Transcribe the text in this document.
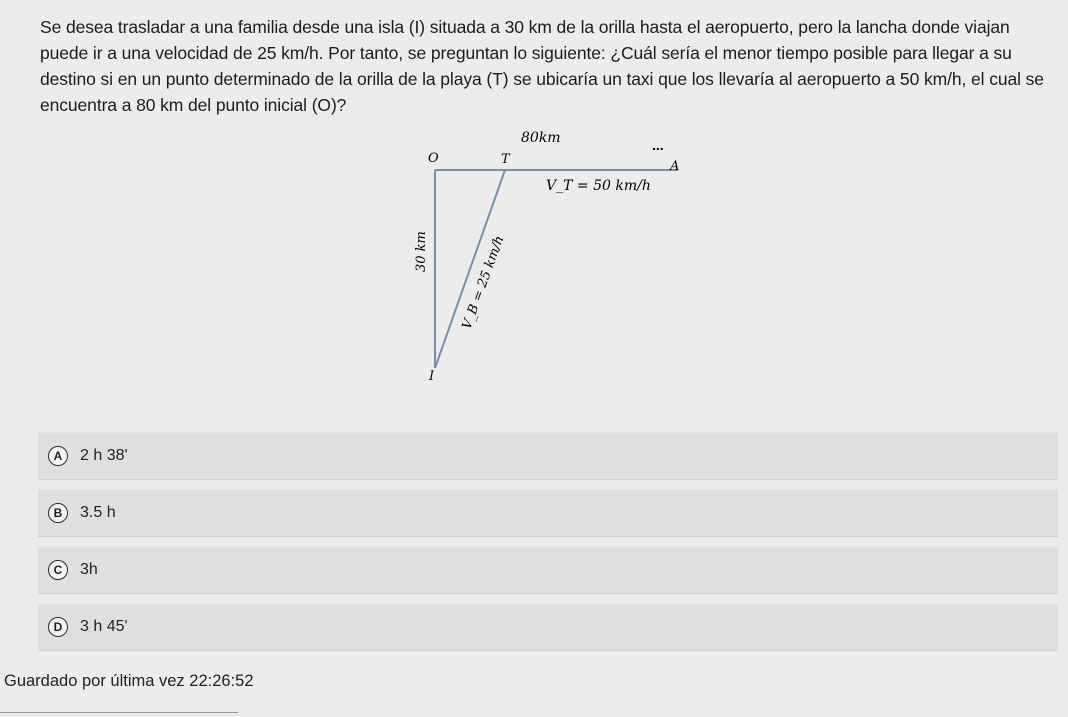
Se desea trasladar a una familia desde una isla (I) situada a 30 km de la orilla hasta el aeropuerto, pero la lancha donde viajan puede ir a una velocidad de 25 km/h. Por tanto, se preguntan lo siguiente: ¿Cuál sería el menor tiempo posible para llegar a su destino si en un punto determinado de la orilla de la playa (T) se ubicaría un taxi que los llevaría al aeropuerto a 50 km/h, el cual se encuentra a 80 km del punto inicial (O)?
80km	...
O	T	A
I
V_T = 50 km/h
30 km V_B = 25 km/h
A	2 h 38'
B	3.5 h
C	3h
D	3 h 45'
Guardado por última vez 22:26:52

**Work instructions:**
Reproduce every line above as written, skipping pictures.

**Expected answer:**
Transcribe the text in this document.
Se desea trasladar a una familia desde una isla (I) situada a 30 km de la orilla hasta el aeropuerto, pero la lancha donde viajan puede ir a una velocidad de 25 km/h. Por tanto, se preguntan lo siguiente: ¿Cuál sería el menor tiempo posible para llegar a su destino si en un punto determinado de la orilla de la playa (T) se ubicaría un taxi que los llevaría al aeropuerto a 50 km/h, el cual se encuentra a 80 km del punto inicial (O)?
80km	...
O	T	A
I
V_T = 50 km/h
30 km V_B = 25 km/h
A	2 h 38'
B	3.5 h
C	3h
D	3 h 45'
Guardado por última vez 22:26:52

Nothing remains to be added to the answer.